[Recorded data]
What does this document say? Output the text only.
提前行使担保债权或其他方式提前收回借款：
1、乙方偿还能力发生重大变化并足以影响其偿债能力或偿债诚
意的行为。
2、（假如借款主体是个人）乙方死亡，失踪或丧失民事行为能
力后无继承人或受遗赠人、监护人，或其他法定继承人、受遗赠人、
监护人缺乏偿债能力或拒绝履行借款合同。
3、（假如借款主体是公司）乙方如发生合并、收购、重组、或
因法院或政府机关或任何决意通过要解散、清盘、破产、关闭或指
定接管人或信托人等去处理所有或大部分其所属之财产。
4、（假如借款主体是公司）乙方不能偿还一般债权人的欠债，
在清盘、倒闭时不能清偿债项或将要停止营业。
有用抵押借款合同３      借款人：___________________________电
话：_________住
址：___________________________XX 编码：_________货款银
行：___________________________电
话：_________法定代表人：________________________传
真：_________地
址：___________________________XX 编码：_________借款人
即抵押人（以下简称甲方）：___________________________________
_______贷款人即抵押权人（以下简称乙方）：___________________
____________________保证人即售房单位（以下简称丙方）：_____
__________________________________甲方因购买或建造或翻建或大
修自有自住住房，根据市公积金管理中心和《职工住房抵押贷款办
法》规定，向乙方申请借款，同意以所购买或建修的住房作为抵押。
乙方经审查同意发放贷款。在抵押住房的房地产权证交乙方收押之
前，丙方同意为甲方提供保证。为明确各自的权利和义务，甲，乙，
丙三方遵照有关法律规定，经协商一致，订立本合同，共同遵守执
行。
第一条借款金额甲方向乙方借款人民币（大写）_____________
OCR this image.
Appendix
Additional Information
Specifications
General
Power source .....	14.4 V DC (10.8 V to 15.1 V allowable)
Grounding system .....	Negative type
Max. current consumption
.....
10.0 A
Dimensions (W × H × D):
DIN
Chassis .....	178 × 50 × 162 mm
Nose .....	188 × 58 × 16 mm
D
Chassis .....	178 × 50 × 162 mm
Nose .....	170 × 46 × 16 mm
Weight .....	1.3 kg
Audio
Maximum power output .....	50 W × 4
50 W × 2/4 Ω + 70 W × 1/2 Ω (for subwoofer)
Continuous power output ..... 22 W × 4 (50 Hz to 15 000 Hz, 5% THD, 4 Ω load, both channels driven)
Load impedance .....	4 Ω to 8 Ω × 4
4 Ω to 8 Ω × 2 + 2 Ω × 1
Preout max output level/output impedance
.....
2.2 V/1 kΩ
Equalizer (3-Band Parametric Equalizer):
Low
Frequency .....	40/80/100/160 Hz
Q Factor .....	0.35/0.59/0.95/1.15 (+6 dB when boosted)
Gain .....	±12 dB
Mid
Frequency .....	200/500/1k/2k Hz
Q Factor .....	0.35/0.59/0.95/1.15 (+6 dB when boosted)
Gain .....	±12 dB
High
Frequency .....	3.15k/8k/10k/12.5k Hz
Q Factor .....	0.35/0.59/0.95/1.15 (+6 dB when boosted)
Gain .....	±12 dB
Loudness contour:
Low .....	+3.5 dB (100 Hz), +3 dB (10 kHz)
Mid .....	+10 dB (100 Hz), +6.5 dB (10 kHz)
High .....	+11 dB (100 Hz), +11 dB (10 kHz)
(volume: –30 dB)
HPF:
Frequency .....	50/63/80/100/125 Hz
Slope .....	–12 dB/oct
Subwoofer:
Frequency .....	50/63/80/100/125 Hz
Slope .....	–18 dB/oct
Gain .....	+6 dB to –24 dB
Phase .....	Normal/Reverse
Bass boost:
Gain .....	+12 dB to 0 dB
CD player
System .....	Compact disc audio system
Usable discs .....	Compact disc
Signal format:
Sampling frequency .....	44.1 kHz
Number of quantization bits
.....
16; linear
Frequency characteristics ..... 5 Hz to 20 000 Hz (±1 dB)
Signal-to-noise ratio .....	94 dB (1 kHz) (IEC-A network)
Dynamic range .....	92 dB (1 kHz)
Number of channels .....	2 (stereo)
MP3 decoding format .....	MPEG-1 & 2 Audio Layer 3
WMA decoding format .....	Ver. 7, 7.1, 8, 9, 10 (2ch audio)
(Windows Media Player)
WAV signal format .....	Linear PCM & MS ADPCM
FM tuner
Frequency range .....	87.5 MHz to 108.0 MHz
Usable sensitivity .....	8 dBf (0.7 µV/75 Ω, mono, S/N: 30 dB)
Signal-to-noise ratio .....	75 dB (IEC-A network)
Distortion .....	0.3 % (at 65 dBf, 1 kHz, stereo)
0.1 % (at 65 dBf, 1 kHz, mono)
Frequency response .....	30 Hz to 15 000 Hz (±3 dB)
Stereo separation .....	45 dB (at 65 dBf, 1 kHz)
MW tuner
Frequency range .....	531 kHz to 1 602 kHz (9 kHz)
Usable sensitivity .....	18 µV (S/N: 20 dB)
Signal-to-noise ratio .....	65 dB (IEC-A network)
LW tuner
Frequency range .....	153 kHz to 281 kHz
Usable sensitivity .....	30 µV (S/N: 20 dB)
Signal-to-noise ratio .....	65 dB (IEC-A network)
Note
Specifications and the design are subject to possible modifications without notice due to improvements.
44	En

#### Written problem:
Restate each record word for word.

#### In response:
What does this document say? Output the text only.
提前行使担保债权或其他方式提前收回借款：
1、乙方偿还能力发生重大变化并足以影响其偿债能力或偿债诚
意的行为。
2、（假如借款主体是个人）乙方死亡，失踪或丧失民事行为能
力后无继承人或受遗赠人、监护人，或其他法定继承人、受遗赠人、
监护人缺乏偿债能力或拒绝履行借款合同。
3、（假如借款主体是公司）乙方如发生合并、收购、重组、或
因法院或政府机关或任何决意通过要解散、清盘、破产、关闭或指
定接管人或信托人等去处理所有或大部分其所属之财产。
4、（假如借款主体是公司）乙方不能偿还一般债权人的欠债，
在清盘、倒闭时不能清偿债项或将要停止营业。
有用抵押借款合同３      借款人：___________________________电
话：_________住
址：___________________________XX 编码：_________货款银
行：___________________________电
话：_________法定代表人：________________________传
真：_________地
址：___________________________XX 编码：_________借款人
即抵押人（以下简称甲方）：___________________________________
_______贷款人即抵押权人（以下简称乙方）：___________________
____________________保证人即售房单位（以下简称丙方）：_____
__________________________________甲方因购买或建造或翻建或大
修自有自住住房，根据市公积金管理中心和《职工住房抵押贷款办
法》规定，向乙方申请借款，同意以所购买或建修的住房作为抵押。
乙方经审查同意发放贷款。在抵押住房的房地产权证交乙方收押之
前，丙方同意为甲方提供保证。为明确各自的权利和义务，甲，乙，
丙三方遵照有关法律规定，经协商一致，订立本合同，共同遵守执
行。
第一条借款金额甲方向乙方借款人民币（大写）_____________
OCR this image.
Appendix
Additional Information
Specifications
General
Power source .....	14.4 V DC (10.8 V to 15.1 V allowable)
Grounding system .....	Negative type
Max. current consumption
.....
10.0 A
Dimensions (W × H × D):
DIN
Chassis .....	178 × 50 × 162 mm
Nose .....	188 × 58 × 16 mm
D
Chassis .....	178 × 50 × 162 mm
Nose .....	170 × 46 × 16 mm
Weight .....	1.3 kg
Audio
Maximum power output .....	50 W × 4
50 W × 2/4 Ω + 70 W × 1/2 Ω (for subwoofer)
Continuous power output ..... 22 W × 4 (50 Hz to 15 000 Hz, 5% THD, 4 Ω load, both channels driven)
Load impedance .....	4 Ω to 8 Ω × 4
4 Ω to 8 Ω × 2 + 2 Ω × 1
Preout max output level/output impedance
.....
2.2 V/1 kΩ
Equalizer (3-Band Parametric Equalizer):
Low
Frequency .....	40/80/100/160 Hz
Q Factor .....	0.35/0.59/0.95/1.15 (+6 dB when boosted)
Gain .....	±12 dB
Mid
Frequency .....	200/500/1k/2k Hz
Q Factor .....	0.35/0.59/0.95/1.15 (+6 dB when boosted)
Gain .....	±12 dB
High
Frequency .....	3.15k/8k/10k/12.5k Hz
Q Factor .....	0.35/0.59/0.95/1.15 (+6 dB when boosted)
Gain .....	±12 dB
Loudness contour:
Low .....	+3.5 dB (100 Hz), +3 dB (10 kHz)
Mid .....	+10 dB (100 Hz), +6.5 dB (10 kHz)
High .....	+11 dB (100 Hz), +11 dB (10 kHz)
(volume: –30 dB)
HPF:
Frequency .....	50/63/80/100/125 Hz
Slope .....	–12 dB/oct
Subwoofer:
Frequency .....	50/63/80/100/125 Hz
Slope .....	–18 dB/oct
Gain .....	+6 dB to –24 dB
Phase .....	Normal/Reverse
Bass boost:
Gain .....	+12 dB to 0 dB
CD player
System .....	Compact disc audio system
Usable discs .....	Compact disc
Signal format:
Sampling frequency .....	44.1 kHz
Number of quantization bits
.....
16; linear
Frequency characteristics ..... 5 Hz to 20 000 Hz (±1 dB)
Signal-to-noise ratio .....	94 dB (1 kHz) (IEC-A network)
Dynamic range .....	92 dB (1 kHz)
Number of channels .....	2 (stereo)
MP3 decoding format .....	MPEG-1 & 2 Audio Layer 3
WMA decoding format .....	Ver. 7, 7.1, 8, 9, 10 (2ch audio)
(Windows Media Player)
WAV signal format .....	Linear PCM & MS ADPCM
FM tuner
Frequency range .....	87.5 MHz to 108.0 MHz
Usable sensitivity .....	8 dBf (0.7 µV/75 Ω, mono, S/N: 30 dB)
Signal-to-noise ratio .....	75 dB (IEC-A network)
Distortion .....	0.3 % (at 65 dBf, 1 kHz, stereo)
0.1 % (at 65 dBf, 1 kHz, mono)
Frequency response .....	30 Hz to 15 000 Hz (±3 dB)
Stereo separation .....	45 dB (at 65 dBf, 1 kHz)
MW tuner
Frequency range .....	531 kHz to 1 602 kHz (9 kHz)
Usable sensitivity .....	18 µV (S/N: 20 dB)
Signal-to-noise ratio .....	65 dB (IEC-A network)
LW tuner
Frequency range .....	153 kHz to 281 kHz
Usable sensitivity .....	30 µV (S/N: 20 dB)
Signal-to-noise ratio .....	65 dB (IEC-A network)
Note
Specifications and the design are subject to possible modifications without notice due to improvements.
44	En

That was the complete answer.